List all the lines in these records that hold "Уруймаговым".

── MATERIAL PROVIDED

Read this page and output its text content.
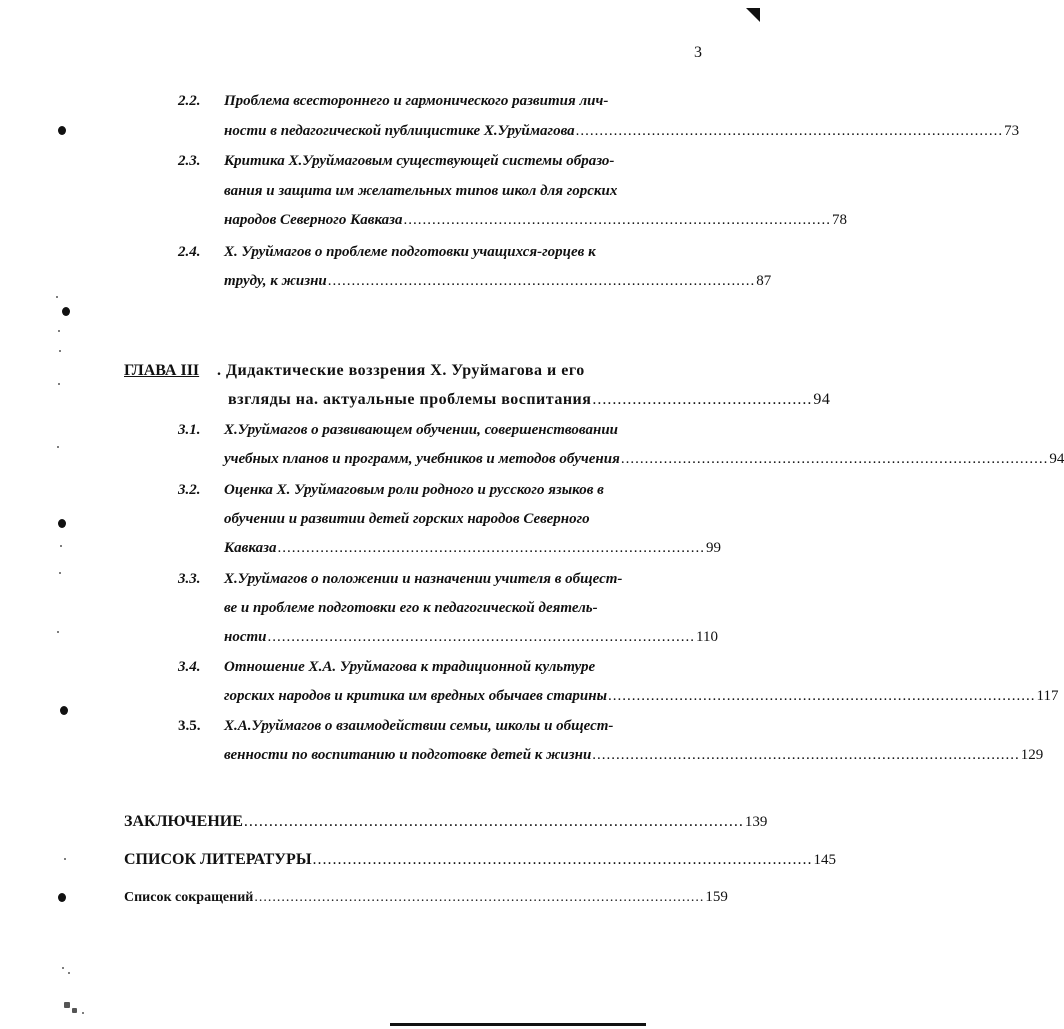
3
2.2. Проблема всестороннего и гармонического развития лич-
ности в педагогической публицистике Х.Уруймагова .......................................................................................... 73
2.3. Критика Х.Уруймаговым существующей системы образо-
вания и защита им желательных типов школ для горских
народов Северного Кавказа .......................................................................................... 78
2.4. Х. Уруймагов о проблеме подготовки учащихся-горцев к
труду, к жизни .......................................................................................... 87
ГЛАВА III . Дидактические воззрения Х. Уруймагова и его
взгляды на. актуальные проблемы воспитания ............................................ 94
3.1. Х.Уруймагов о развивающем обучении, совершенствовании
учебных планов и программ, учебников и методов обучения .......................................................................................... 94
3.2. Оценка Х. Уруймаговым роли родного и русского языков в
обучении и развитии детей горских народов Северного
Кавказа .......................................................................................... 99
3.3. Х.Уруймагов о положении и назначении учителя в общест-
ве и проблеме подготовки его к педагогической деятель-
ности .......................................................................................... 110
3.4. Отношение Х.А. Уруймагова к традиционной культуре
горских народов и критика им вредных обычаев старины .......................................................................................... 117
3.5. Х.А.Уруймагов о взаимодействии семьи, школы и общест-
венности по воспитанию и подготовке детей к жизни .......................................................................................... 129
ЗАКЛЮЧЕНИЕ .................................................................................................... 139
СПИСОК ЛИТЕРАТУРЫ .................................................................................................... 145
Список сокращений .................................................................................................... 159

────

## TASK SOLUTION:
2.3. Критика Х.Уруймаговым существующей системы образо-
3.2. Оценка Х. Уруймаговым роли родного и русского языков в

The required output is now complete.